══ Supplied records

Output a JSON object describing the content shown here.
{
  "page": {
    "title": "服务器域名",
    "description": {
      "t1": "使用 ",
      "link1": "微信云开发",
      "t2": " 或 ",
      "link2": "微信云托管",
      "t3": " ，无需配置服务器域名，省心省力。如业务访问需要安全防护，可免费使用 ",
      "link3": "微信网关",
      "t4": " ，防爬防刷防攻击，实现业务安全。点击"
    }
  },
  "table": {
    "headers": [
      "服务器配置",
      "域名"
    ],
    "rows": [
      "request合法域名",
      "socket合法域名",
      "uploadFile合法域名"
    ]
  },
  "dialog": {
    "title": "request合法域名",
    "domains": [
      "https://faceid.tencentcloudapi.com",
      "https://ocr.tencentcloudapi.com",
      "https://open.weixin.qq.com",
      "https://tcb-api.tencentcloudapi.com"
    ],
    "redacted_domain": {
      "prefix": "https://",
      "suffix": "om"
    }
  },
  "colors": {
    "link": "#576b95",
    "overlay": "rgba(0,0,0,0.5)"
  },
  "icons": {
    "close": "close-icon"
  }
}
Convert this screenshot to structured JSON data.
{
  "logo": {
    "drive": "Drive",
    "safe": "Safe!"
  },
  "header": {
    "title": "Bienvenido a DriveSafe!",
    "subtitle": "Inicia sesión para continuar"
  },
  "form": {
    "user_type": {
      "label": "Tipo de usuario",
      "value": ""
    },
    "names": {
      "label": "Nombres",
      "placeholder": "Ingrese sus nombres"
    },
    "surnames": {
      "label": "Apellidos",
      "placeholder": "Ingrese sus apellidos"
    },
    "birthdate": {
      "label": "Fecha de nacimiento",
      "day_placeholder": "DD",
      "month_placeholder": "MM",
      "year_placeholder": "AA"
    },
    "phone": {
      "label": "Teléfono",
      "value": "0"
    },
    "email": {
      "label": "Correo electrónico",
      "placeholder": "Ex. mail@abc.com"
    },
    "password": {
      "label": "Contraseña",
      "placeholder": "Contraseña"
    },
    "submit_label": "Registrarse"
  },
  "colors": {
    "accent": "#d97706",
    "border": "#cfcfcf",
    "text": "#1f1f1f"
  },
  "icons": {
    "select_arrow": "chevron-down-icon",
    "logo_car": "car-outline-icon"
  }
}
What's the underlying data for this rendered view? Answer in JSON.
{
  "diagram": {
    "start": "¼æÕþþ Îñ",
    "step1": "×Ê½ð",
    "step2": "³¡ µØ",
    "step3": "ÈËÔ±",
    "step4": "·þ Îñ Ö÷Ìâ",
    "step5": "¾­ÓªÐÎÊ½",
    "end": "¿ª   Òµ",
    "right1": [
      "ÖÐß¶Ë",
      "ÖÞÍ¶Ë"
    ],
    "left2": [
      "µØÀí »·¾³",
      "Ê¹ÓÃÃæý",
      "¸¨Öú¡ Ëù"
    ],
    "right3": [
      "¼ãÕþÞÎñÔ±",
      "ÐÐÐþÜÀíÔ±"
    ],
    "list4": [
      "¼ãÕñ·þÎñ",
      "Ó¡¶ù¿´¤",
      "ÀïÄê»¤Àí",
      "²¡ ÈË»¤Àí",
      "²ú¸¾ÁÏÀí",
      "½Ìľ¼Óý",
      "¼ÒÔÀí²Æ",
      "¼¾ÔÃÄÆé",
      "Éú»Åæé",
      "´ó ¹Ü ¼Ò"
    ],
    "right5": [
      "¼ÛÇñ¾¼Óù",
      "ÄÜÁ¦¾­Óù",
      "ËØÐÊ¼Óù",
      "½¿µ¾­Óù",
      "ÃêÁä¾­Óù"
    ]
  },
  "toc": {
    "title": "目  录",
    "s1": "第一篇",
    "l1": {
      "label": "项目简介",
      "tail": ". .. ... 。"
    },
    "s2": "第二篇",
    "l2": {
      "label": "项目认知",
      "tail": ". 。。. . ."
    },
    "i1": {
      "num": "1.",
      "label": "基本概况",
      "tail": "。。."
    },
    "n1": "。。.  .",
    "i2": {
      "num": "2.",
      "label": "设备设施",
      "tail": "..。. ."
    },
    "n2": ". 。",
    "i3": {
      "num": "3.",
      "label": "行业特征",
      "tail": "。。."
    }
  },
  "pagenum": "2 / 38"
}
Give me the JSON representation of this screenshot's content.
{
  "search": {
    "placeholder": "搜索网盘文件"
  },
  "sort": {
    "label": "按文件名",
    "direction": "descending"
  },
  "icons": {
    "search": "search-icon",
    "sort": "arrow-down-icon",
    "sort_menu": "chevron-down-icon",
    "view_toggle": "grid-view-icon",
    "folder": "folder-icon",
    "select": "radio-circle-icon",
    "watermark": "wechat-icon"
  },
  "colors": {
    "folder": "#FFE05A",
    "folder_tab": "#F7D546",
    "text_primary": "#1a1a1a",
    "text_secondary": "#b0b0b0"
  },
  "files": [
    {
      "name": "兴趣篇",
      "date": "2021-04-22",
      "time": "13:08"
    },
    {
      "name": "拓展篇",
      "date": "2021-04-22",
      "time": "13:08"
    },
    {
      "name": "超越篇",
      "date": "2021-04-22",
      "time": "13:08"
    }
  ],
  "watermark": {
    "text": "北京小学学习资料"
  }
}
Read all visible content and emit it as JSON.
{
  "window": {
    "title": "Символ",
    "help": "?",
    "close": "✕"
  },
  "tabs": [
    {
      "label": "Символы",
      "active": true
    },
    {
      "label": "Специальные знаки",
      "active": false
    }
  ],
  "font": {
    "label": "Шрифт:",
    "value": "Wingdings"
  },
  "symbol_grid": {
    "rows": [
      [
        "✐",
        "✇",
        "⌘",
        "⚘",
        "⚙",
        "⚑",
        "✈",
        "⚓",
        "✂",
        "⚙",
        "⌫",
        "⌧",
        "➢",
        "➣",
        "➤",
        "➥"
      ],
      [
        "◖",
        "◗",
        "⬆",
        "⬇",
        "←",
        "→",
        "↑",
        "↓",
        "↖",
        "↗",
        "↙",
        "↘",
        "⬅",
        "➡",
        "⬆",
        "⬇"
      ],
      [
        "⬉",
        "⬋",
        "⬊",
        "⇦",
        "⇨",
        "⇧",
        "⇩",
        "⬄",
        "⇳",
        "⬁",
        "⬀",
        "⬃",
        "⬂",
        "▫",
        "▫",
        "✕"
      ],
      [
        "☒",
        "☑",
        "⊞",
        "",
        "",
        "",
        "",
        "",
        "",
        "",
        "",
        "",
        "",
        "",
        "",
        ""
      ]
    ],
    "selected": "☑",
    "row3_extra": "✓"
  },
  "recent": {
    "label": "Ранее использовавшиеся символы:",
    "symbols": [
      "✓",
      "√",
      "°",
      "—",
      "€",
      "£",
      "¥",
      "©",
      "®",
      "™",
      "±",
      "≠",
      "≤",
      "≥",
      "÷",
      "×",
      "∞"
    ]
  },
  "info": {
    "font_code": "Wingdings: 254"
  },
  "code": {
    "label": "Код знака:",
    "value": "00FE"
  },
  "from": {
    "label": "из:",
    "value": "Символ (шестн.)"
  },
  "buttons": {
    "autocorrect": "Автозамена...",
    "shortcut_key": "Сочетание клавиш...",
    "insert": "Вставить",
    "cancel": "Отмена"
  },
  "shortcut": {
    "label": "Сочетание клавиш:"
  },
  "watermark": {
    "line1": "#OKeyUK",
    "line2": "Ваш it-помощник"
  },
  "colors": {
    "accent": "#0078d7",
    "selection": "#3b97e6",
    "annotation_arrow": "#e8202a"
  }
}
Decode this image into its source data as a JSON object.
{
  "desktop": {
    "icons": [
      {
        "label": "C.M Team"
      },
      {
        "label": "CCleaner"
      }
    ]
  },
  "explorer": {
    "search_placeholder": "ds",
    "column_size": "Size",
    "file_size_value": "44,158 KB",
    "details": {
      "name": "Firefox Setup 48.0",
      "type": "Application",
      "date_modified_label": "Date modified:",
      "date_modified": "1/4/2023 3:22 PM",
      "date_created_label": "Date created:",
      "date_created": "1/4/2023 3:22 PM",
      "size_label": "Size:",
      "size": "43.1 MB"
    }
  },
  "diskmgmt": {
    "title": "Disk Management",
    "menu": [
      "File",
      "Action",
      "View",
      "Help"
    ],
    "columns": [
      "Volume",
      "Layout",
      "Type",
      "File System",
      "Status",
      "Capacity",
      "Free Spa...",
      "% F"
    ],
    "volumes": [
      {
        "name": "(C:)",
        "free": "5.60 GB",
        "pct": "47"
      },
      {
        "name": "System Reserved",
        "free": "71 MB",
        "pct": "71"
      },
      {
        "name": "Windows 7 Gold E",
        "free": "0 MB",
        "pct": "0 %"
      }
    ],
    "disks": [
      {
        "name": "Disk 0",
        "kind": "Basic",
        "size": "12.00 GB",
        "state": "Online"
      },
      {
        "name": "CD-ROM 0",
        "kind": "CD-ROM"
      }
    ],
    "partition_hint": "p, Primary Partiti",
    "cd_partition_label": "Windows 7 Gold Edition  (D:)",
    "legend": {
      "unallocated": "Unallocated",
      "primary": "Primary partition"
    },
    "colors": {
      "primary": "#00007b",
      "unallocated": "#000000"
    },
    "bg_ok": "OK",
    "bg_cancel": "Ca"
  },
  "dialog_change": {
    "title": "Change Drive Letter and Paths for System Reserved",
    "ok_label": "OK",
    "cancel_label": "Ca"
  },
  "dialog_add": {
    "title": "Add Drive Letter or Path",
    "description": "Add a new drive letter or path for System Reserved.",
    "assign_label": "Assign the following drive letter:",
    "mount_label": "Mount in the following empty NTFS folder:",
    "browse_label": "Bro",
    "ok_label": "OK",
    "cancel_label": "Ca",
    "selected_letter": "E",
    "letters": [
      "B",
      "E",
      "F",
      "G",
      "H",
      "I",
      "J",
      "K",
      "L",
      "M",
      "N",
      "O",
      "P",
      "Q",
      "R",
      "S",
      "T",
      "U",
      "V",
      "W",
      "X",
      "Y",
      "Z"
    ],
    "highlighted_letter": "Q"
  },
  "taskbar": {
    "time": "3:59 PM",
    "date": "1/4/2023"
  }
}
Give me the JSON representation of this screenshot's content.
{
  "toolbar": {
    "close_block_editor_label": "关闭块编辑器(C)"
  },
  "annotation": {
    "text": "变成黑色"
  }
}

════

Objective –
Show each line of the listing that holds the string "Wingdings".

The result –
    "value": "Wingdings"
    "font_code": "Wingdings: 254"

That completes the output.